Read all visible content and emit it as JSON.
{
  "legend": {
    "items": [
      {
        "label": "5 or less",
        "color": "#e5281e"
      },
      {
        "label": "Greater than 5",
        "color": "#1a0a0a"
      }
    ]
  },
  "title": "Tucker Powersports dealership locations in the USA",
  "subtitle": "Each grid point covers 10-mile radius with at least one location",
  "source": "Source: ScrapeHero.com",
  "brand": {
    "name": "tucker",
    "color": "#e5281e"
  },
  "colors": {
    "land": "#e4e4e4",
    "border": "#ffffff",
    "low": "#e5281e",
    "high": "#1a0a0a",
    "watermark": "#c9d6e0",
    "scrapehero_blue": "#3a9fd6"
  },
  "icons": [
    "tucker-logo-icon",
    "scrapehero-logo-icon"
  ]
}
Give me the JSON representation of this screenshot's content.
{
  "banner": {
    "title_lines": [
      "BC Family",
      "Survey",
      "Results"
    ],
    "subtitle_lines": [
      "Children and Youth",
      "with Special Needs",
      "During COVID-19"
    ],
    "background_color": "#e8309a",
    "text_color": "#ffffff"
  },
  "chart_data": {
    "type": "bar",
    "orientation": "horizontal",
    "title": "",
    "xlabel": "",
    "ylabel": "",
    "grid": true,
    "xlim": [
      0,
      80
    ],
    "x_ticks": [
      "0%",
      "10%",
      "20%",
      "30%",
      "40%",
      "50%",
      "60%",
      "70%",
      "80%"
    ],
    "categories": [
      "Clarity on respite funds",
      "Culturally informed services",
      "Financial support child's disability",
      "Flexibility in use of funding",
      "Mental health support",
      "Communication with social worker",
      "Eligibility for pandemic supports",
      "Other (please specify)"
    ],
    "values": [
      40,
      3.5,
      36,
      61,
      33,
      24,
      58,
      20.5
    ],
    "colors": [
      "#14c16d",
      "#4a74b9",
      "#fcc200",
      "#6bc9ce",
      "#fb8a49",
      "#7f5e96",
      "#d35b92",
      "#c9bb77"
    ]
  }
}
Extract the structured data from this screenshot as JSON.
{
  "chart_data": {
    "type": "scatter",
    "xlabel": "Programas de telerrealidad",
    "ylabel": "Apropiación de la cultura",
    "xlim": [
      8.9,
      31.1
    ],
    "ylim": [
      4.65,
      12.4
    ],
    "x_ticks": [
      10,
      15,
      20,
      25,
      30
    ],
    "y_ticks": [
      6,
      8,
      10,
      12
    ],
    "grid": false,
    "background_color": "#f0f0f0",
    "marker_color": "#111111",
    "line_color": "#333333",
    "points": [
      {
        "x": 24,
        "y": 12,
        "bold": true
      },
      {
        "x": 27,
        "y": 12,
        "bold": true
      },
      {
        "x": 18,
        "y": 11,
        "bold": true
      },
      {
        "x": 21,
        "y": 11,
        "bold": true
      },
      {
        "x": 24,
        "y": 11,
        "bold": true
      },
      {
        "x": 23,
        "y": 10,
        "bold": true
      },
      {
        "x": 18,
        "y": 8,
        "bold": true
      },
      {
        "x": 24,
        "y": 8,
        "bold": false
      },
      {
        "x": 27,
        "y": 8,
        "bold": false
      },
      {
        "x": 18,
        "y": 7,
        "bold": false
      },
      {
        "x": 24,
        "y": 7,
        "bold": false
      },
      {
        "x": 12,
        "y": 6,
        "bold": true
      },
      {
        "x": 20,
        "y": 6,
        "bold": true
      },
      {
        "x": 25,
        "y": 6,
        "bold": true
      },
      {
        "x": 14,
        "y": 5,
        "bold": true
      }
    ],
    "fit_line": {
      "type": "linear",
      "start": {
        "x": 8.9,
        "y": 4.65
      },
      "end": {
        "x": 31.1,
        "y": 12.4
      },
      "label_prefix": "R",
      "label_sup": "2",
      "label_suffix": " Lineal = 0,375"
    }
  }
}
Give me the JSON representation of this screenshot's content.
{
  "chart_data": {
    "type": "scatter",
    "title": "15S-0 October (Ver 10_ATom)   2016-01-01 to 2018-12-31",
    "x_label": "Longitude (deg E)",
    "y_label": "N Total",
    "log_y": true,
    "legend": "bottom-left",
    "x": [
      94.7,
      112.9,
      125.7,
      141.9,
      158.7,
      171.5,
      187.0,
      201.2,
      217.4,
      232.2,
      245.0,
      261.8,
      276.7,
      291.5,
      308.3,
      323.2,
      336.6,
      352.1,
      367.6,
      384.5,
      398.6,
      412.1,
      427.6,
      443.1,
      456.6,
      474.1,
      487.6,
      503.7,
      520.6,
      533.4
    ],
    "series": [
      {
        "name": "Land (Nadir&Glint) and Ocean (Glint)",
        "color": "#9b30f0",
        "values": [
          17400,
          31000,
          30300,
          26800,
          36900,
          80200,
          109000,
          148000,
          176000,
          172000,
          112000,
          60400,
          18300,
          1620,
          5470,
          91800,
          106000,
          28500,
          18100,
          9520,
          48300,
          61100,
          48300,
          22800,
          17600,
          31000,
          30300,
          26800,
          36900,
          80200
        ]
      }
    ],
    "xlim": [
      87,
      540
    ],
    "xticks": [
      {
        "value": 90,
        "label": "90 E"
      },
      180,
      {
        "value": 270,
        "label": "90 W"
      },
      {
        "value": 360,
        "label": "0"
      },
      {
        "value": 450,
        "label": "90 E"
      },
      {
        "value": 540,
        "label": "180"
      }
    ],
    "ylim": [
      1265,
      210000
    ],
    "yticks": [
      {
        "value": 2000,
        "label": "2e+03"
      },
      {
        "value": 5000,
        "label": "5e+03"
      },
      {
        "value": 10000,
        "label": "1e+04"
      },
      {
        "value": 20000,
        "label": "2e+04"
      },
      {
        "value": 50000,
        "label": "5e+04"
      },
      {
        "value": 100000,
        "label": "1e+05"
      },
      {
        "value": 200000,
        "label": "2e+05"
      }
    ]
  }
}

What you need to do: Gather each line of the listing containing the word "xlabel" and show it.

Written response:
    "xlabel": "",
    "xlabel": "Programas de telerrealidad",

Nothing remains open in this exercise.